**The problem:**
Using the material that follows, identify and copy each line with the string "desc".

——————————

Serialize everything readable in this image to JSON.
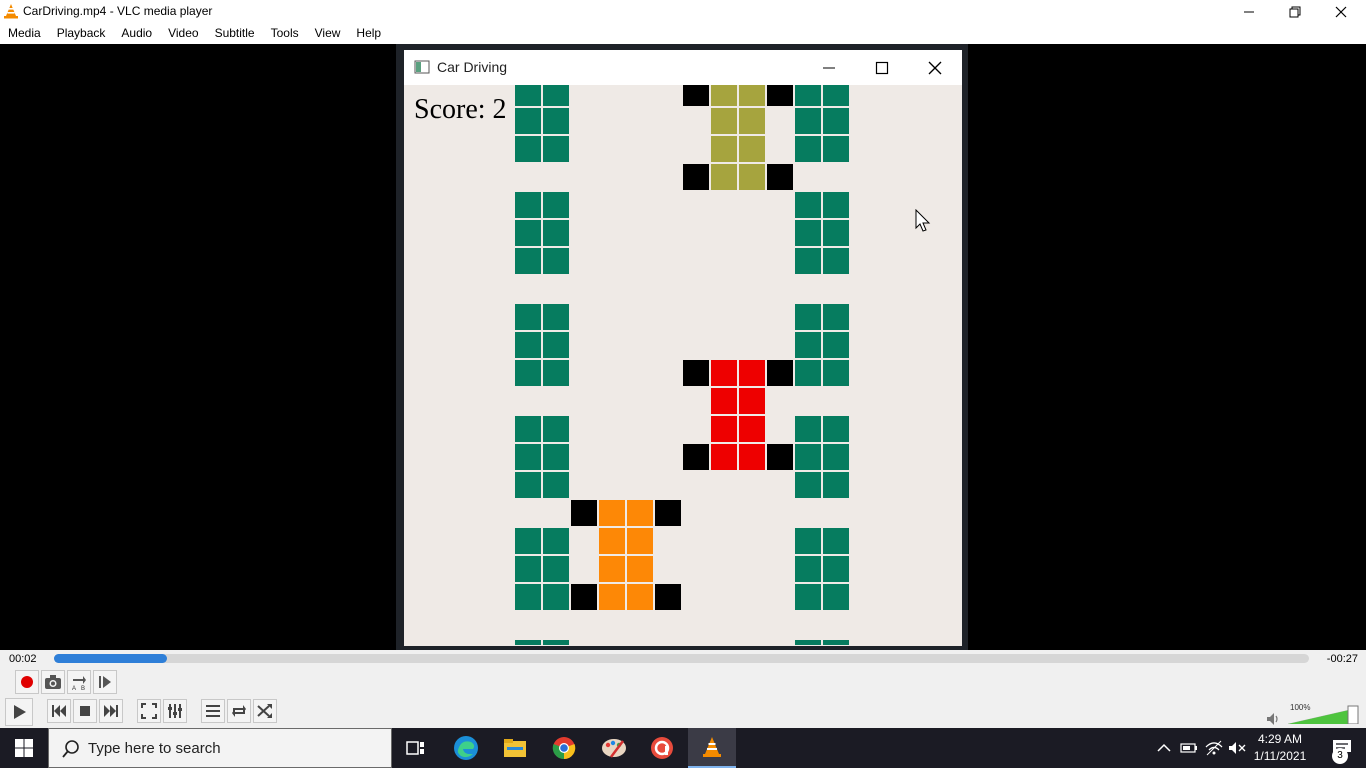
{
  "window": {
    "title": "CarDriving.mp4 - VLC media player",
    "icon": "vlc-cone-icon"
  },
  "menu": [
    "Media",
    "Playback",
    "Audio",
    "Video",
    "Subtitle",
    "Tools",
    "View",
    "Help"
  ],
  "game_window": {
    "title": "Car Driving",
    "score_text": "Score: 2"
  },
  "player": {
    "elapsed": "00:02",
    "remaining": "-00:27",
    "progress_fraction": 0.09,
    "volume_text": "100%",
    "volume_fraction": 1.0
  },
  "taskbar": {
    "search_placeholder": "Type here to search",
    "time": "4:29 AM",
    "date": "1/11/2021",
    "notification_count": "3",
    "apps": [
      "task-view-icon",
      "edge-icon",
      "file-explorer-icon",
      "chrome-icon",
      "paint-icon",
      "app-icon",
      "vlc-icon"
    ]
  },
  "colors": {
    "road_border": "#067c5f",
    "enemy_car_top": "#a6a43e",
    "enemy_car_mid": "#ee0000",
    "player_car": "#fd8806",
    "wheel": "#000000",
    "road_background": "#efeae6",
    "progress": "#2e7fd8"
  }
}
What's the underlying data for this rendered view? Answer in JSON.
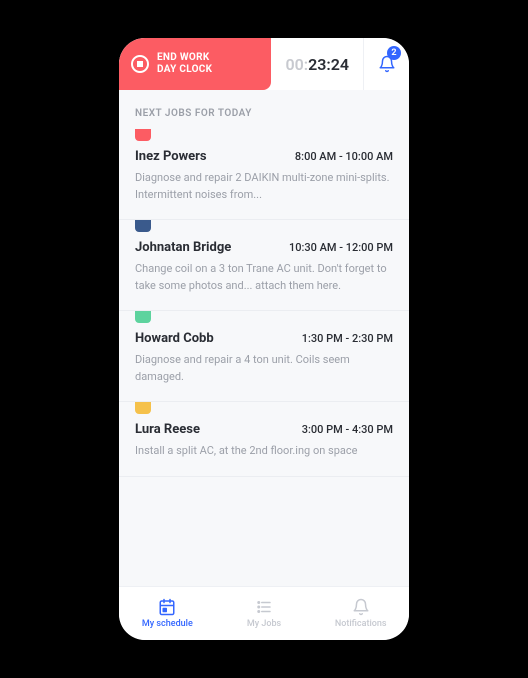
{
  "header": {
    "end_clock_label": "END WORK\nDAY CLOCK",
    "timer_prefix": "00:",
    "timer_main": "23:24",
    "notif_count": "2"
  },
  "section_title": "NEXT JOBS FOR TODAY",
  "jobs": [
    {
      "color": "#fc5c63",
      "name": "Inez Powers",
      "time": "8:00 AM - 10:00 AM",
      "desc": "Diagnose and repair 2 DAIKIN multi-zone mini-splits. Intermittent noises from..."
    },
    {
      "color": "#3a5a8c",
      "name": "Johnatan Bridge",
      "time": "10:30 AM - 12:00 PM",
      "desc": "Change coil on a 3 ton Trane AC unit. Don't forget to take some photos and... attach them here."
    },
    {
      "color": "#5dd39e",
      "name": "Howard Cobb",
      "time": "1:30 PM - 2:30 PM",
      "desc": "Diagnose and repair a 4 ton unit. Coils seem damaged."
    },
    {
      "color": "#f5c14b",
      "name": "Lura Reese",
      "time": "3:00 PM - 4:30 PM",
      "desc": "Install a split AC, at the 2nd floor.ing on space"
    }
  ],
  "tabs": {
    "schedule": "My schedule",
    "jobs": "My Jobs",
    "notifications": "Notifications"
  }
}
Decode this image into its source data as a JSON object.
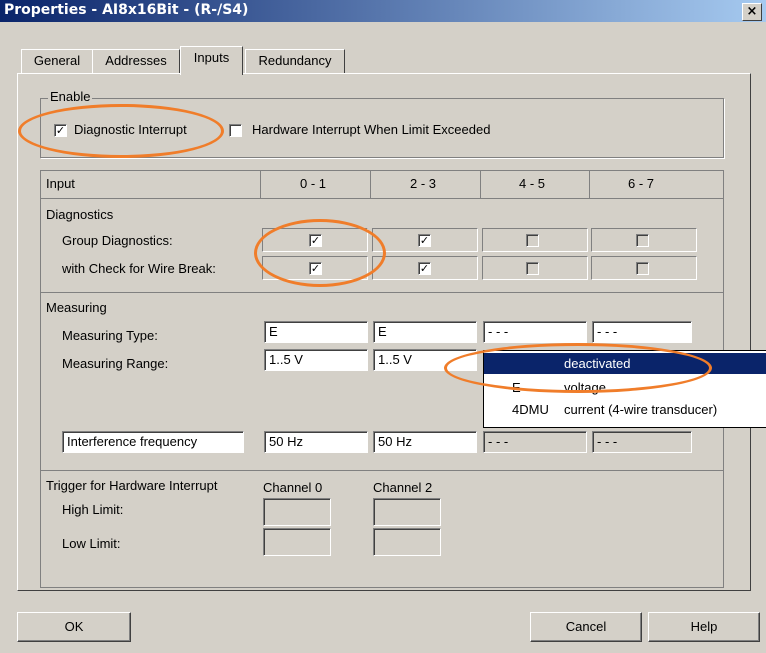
{
  "window": {
    "title": "Properties - AI8x16Bit - (R-/S4)",
    "close_glyph": "×"
  },
  "tabs": [
    {
      "label": "General"
    },
    {
      "label": "Addresses"
    },
    {
      "label": "Inputs"
    },
    {
      "label": "Redundancy"
    }
  ],
  "active_tab": "Inputs",
  "enable": {
    "group_label": "Enable",
    "diagnostic_interrupt": {
      "label": "Diagnostic Interrupt",
      "checked": true
    },
    "hardware_interrupt": {
      "label": "Hardware Interrupt When Limit Exceeded",
      "checked": false
    }
  },
  "table": {
    "input_header": "Input",
    "columns": [
      "0 - 1",
      "2 - 3",
      "4 - 5",
      "6 - 7"
    ],
    "diagnostics": {
      "section": "Diagnostics",
      "group_label": "Group Diagnostics:",
      "wire_label": "with Check for Wire Break:",
      "group_checked": [
        true,
        true,
        false,
        false
      ],
      "wire_checked": [
        true,
        true,
        false,
        false
      ]
    },
    "measuring": {
      "section": "Measuring",
      "type_label": "Measuring Type:",
      "range_label": "Measuring Range:",
      "types": [
        "E",
        "E",
        "- - -",
        "- - -"
      ],
      "ranges": [
        "1..5 V",
        "1..5 V"
      ],
      "interference_label": "Interference frequency",
      "interference": [
        "50 Hz",
        "50 Hz",
        "- - -",
        "- - -"
      ]
    },
    "trigger": {
      "section": "Trigger for Hardware Interrupt",
      "channel0": "Channel 0",
      "channel2": "Channel 2",
      "high_label": "High Limit:",
      "low_label": "Low Limit:"
    }
  },
  "dropdown": {
    "options": [
      {
        "code": "",
        "label": "deactivated",
        "selected": true
      },
      {
        "code": "E",
        "label": "voltage",
        "selected": false
      },
      {
        "code": "4DMU",
        "label": "current (4-wire transducer)",
        "selected": false
      }
    ]
  },
  "buttons": {
    "ok": "OK",
    "cancel": "Cancel",
    "help": "Help"
  },
  "colors": {
    "annotation": "#f07d2a",
    "selection": "#0a246a",
    "face": "#d4d0c8"
  }
}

——————————

**Response to the task:**
      "desc": "Diagnose and repair 2 DAIKIN multi-zone mini-splits. Intermittent noises from..."
      "desc": "Change coil on a 3 ton Trane AC unit. Don't forget to take some photos and... attach them here."
      "desc": "Diagnose and repair a 4 ton unit. Coils seem damaged."
      "desc": "Install a split AC, at the 2nd floor.ing on space"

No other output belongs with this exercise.